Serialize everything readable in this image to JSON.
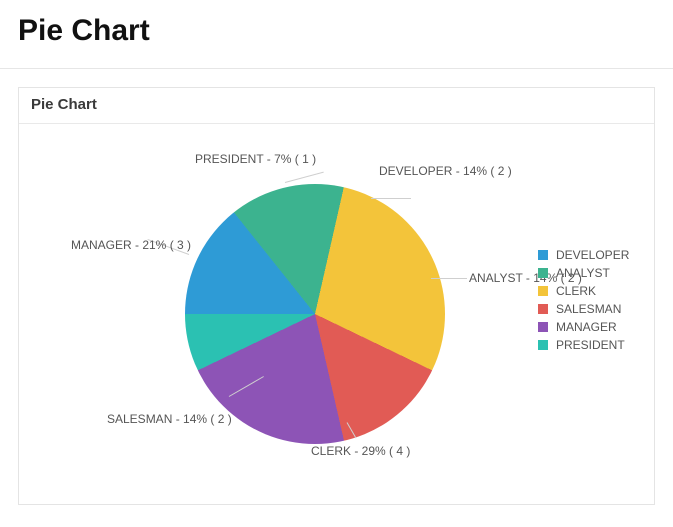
{
  "page": {
    "title": "Pie Chart"
  },
  "region": {
    "title": "Pie Chart"
  },
  "chart_data": {
    "type": "pie",
    "title": "",
    "series": [
      {
        "name": "DEVELOPER",
        "value": 2,
        "percent": 14,
        "color": "#2e9bd6"
      },
      {
        "name": "ANALYST",
        "value": 2,
        "percent": 14,
        "color": "#3cb38f"
      },
      {
        "name": "CLERK",
        "value": 4,
        "percent": 29,
        "color": "#f3c43a"
      },
      {
        "name": "SALESMAN",
        "value": 2,
        "percent": 14,
        "color": "#e15b55"
      },
      {
        "name": "MANAGER",
        "value": 3,
        "percent": 21,
        "color": "#8d54b6"
      },
      {
        "name": "PRESIDENT",
        "value": 1,
        "percent": 7,
        "color": "#2bc1b2"
      }
    ],
    "legend_position": "right"
  },
  "slice_labels": {
    "s0": "DEVELOPER - 14% ( 2 )",
    "s1": "ANALYST - 14% ( 2 )",
    "s2": "CLERK - 29% ( 4 )",
    "s3": "SALESMAN - 14% ( 2 )",
    "s4": "MANAGER - 21% ( 3 )",
    "s5": "PRESIDENT - 7% ( 1 )"
  },
  "legend": {
    "l0": "DEVELOPER",
    "l1": "ANALYST",
    "l2": "CLERK",
    "l3": "SALESMAN",
    "l4": "MANAGER",
    "l5": "PRESIDENT"
  },
  "colors": {
    "c0": "#2e9bd6",
    "c1": "#3cb38f",
    "c2": "#f3c43a",
    "c3": "#e15b55",
    "c4": "#8d54b6",
    "c5": "#2bc1b2"
  }
}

== == ==

- Work to be completed -
Each line of the material must be retyped exactly, except that images are omitted.

- Solution to the problem -
Serialize everything readable in this image to JSON.
{
  "page": {
    "title": "Pie Chart"
  },
  "region": {
    "title": "Pie Chart"
  },
  "chart_data": {
    "type": "pie",
    "title": "",
    "series": [
      {
        "name": "DEVELOPER",
        "value": 2,
        "percent": 14,
        "color": "#2e9bd6"
      },
      {
        "name": "ANALYST",
        "value": 2,
        "percent": 14,
        "color": "#3cb38f"
      },
      {
        "name": "CLERK",
        "value": 4,
        "percent": 29,
        "color": "#f3c43a"
      },
      {
        "name": "SALESMAN",
        "value": 2,
        "percent": 14,
        "color": "#e15b55"
      },
      {
        "name": "MANAGER",
        "value": 3,
        "percent": 21,
        "color": "#8d54b6"
      },
      {
        "name": "PRESIDENT",
        "value": 1,
        "percent": 7,
        "color": "#2bc1b2"
      }
    ],
    "legend_position": "right"
  },
  "slice_labels": {
    "s0": "DEVELOPER - 14% ( 2 )",
    "s1": "ANALYST - 14% ( 2 )",
    "s2": "CLERK - 29% ( 4 )",
    "s3": "SALESMAN - 14% ( 2 )",
    "s4": "MANAGER - 21% ( 3 )",
    "s5": "PRESIDENT - 7% ( 1 )"
  },
  "legend": {
    "l0": "DEVELOPER",
    "l1": "ANALYST",
    "l2": "CLERK",
    "l3": "SALESMAN",
    "l4": "MANAGER",
    "l5": "PRESIDENT"
  },
  "colors": {
    "c0": "#2e9bd6",
    "c1": "#3cb38f",
    "c2": "#f3c43a",
    "c3": "#e15b55",
    "c4": "#8d54b6",
    "c5": "#2bc1b2"
  }
}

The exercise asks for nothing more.